The problem> In the lines below, swap every "candle-body" for "candlestick" and leave the rest untouched.

Information given>
*****

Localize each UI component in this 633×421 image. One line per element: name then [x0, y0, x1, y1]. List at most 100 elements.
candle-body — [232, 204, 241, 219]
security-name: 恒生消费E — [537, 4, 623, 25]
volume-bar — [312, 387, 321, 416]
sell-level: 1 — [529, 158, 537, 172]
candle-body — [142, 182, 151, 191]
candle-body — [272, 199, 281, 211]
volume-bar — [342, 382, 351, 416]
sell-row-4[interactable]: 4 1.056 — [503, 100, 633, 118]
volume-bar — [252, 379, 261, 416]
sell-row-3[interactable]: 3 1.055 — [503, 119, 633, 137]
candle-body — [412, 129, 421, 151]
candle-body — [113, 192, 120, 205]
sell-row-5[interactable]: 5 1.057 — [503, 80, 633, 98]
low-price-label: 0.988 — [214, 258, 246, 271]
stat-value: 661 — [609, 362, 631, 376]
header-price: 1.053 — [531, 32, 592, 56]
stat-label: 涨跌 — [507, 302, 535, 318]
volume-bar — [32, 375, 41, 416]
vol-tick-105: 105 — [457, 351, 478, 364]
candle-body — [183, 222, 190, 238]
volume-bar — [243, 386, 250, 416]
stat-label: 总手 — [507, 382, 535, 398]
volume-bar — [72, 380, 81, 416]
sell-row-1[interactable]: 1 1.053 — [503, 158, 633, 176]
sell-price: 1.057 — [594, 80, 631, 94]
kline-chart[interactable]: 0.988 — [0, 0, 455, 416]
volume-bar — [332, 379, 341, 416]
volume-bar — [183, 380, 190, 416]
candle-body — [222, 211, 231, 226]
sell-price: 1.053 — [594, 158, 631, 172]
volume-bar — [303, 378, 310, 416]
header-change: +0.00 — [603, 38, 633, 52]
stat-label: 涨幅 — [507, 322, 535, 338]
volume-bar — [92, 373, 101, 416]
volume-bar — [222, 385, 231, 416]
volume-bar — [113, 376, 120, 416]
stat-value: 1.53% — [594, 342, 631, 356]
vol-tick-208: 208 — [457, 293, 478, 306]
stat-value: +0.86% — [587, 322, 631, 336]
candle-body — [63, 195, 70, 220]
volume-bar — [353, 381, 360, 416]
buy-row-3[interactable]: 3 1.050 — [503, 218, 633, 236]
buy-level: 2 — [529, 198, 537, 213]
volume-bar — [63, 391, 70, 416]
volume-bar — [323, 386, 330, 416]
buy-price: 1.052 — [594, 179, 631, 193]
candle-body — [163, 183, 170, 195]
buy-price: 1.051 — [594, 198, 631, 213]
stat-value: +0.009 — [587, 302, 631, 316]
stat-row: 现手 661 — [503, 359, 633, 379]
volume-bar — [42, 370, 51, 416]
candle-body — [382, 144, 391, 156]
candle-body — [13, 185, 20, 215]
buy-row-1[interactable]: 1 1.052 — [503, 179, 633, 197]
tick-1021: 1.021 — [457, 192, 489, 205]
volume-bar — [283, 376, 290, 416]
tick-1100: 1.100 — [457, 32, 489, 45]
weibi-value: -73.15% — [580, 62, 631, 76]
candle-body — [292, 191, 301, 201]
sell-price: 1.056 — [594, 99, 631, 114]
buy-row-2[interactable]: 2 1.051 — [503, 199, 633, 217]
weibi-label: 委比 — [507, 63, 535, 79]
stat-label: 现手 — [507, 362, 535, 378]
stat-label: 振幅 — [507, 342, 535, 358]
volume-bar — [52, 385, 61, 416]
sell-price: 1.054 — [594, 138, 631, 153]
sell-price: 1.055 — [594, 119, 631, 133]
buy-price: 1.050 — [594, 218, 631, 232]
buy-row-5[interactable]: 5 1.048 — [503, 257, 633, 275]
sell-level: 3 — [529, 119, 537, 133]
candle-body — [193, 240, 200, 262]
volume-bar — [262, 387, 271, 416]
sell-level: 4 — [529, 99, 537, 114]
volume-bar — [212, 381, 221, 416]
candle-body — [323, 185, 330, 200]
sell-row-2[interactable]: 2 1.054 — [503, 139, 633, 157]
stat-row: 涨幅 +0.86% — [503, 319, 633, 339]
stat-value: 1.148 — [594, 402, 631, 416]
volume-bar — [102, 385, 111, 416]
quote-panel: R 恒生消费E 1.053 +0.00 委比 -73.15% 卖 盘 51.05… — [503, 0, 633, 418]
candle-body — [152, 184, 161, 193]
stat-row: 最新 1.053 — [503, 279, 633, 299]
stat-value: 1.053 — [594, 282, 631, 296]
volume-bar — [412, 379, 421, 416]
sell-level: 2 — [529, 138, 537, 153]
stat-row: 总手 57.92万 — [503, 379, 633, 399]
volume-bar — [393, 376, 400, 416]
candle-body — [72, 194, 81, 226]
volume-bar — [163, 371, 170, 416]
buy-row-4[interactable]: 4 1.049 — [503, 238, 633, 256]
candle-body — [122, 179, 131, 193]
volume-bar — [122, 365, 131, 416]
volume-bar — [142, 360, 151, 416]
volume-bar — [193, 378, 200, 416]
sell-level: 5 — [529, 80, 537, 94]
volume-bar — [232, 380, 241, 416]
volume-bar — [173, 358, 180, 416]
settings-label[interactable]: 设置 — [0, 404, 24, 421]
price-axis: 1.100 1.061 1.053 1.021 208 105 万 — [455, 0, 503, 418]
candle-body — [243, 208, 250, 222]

*****

Solved problem>
Localize each UI component in this 633×421 image. One line per element: name then [x0, y0, x1, y1]. List at most 100 elements.
candlestick — [232, 204, 241, 219]
security-name: 恒生消费E — [537, 4, 623, 25]
volume-bar — [312, 387, 321, 416]
sell-level: 1 — [529, 158, 537, 172]
candlestick — [142, 182, 151, 191]
candlestick — [272, 199, 281, 211]
volume-bar — [342, 382, 351, 416]
sell-row-4[interactable]: 4 1.056 — [503, 100, 633, 118]
volume-bar — [252, 379, 261, 416]
sell-row-3[interactable]: 3 1.055 — [503, 119, 633, 137]
candlestick — [412, 129, 421, 151]
candlestick — [113, 192, 120, 205]
sell-row-5[interactable]: 5 1.057 — [503, 80, 633, 98]
low-price-label: 0.988 — [214, 258, 246, 271]
stat-value: 661 — [609, 362, 631, 376]
header-price: 1.053 — [531, 32, 592, 56]
stat-label: 涨跌 — [507, 302, 535, 318]
volume-bar — [32, 375, 41, 416]
vol-tick-105: 105 — [457, 351, 478, 364]
candlestick — [183, 222, 190, 238]
volume-bar — [243, 386, 250, 416]
stat-label: 总手 — [507, 382, 535, 398]
volume-bar — [72, 380, 81, 416]
sell-row-1[interactable]: 1 1.053 — [503, 158, 633, 176]
sell-price: 1.057 — [594, 80, 631, 94]
kline-chart[interactable]: 0.988 — [0, 0, 455, 416]
volume-bar — [332, 379, 341, 416]
volume-bar — [183, 380, 190, 416]
candlestick — [222, 211, 231, 226]
sell-price: 1.053 — [594, 158, 631, 172]
volume-bar — [303, 378, 310, 416]
header-change: +0.00 — [603, 38, 633, 52]
stat-label: 涨幅 — [507, 322, 535, 338]
volume-bar — [92, 373, 101, 416]
volume-bar — [222, 385, 231, 416]
volume-bar — [113, 376, 120, 416]
stat-value: 1.53% — [594, 342, 631, 356]
vol-tick-208: 208 — [457, 293, 478, 306]
stat-value: +0.86% — [587, 322, 631, 336]
candlestick — [63, 195, 70, 220]
volume-bar — [353, 381, 360, 416]
buy-row-3[interactable]: 3 1.050 — [503, 218, 633, 236]
buy-level: 2 — [529, 198, 537, 213]
volume-bar — [63, 391, 70, 416]
volume-bar — [323, 386, 330, 416]
buy-price: 1.052 — [594, 179, 631, 193]
candlestick — [163, 183, 170, 195]
buy-price: 1.051 — [594, 198, 631, 213]
stat-value: +0.009 — [587, 302, 631, 316]
stat-row: 现手 661 — [503, 359, 633, 379]
volume-bar — [42, 370, 51, 416]
candlestick — [382, 144, 391, 156]
candlestick — [13, 185, 20, 215]
buy-row-1[interactable]: 1 1.052 — [503, 179, 633, 197]
tick-1021: 1.021 — [457, 192, 489, 205]
volume-bar — [283, 376, 290, 416]
tick-1100: 1.100 — [457, 32, 489, 45]
weibi-value: -73.15% — [580, 62, 631, 76]
candlestick — [292, 191, 301, 201]
sell-price: 1.056 — [594, 99, 631, 114]
buy-row-2[interactable]: 2 1.051 — [503, 199, 633, 217]
weibi-label: 委比 — [507, 63, 535, 79]
stat-label: 现手 — [507, 362, 535, 378]
stat-label: 振幅 — [507, 342, 535, 358]
volume-bar — [52, 385, 61, 416]
sell-price: 1.054 — [594, 138, 631, 153]
sell-price: 1.055 — [594, 119, 631, 133]
buy-price: 1.050 — [594, 218, 631, 232]
buy-row-5[interactable]: 5 1.048 — [503, 257, 633, 275]
sell-level: 3 — [529, 119, 537, 133]
candlestick — [193, 240, 200, 262]
volume-bar — [262, 387, 271, 416]
sell-level: 4 — [529, 99, 537, 114]
volume-bar — [212, 381, 221, 416]
candlestick — [323, 185, 330, 200]
sell-row-2[interactable]: 2 1.054 — [503, 139, 633, 157]
stat-row: 涨幅 +0.86% — [503, 319, 633, 339]
stat-value: 1.148 — [594, 402, 631, 416]
volume-bar — [102, 385, 111, 416]
quote-panel: R 恒生消费E 1.053 +0.00 委比 -73.15% 卖 盘 51.05… — [503, 0, 633, 418]
candlestick — [152, 184, 161, 193]
stat-row: 最新 1.053 — [503, 279, 633, 299]
stat-value: 1.053 — [594, 282, 631, 296]
volume-bar — [412, 379, 421, 416]
sell-level: 2 — [529, 138, 537, 153]
stat-row: 总手 57.92万 — [503, 379, 633, 399]
volume-bar — [393, 376, 400, 416]
candlestick — [72, 194, 81, 226]
volume-bar — [163, 371, 170, 416]
buy-row-4[interactable]: 4 1.049 — [503, 238, 633, 256]
candlestick — [122, 179, 131, 193]
volume-bar — [122, 365, 131, 416]
volume-bar — [142, 360, 151, 416]
volume-bar — [193, 378, 200, 416]
sell-level: 5 — [529, 80, 537, 94]
volume-bar — [232, 380, 241, 416]
volume-bar — [173, 358, 180, 416]
settings-label[interactable]: 设置 — [0, 404, 24, 421]
price-axis: 1.100 1.061 1.053 1.021 208 105 万 — [455, 0, 503, 418]
candlestick — [243, 208, 250, 222]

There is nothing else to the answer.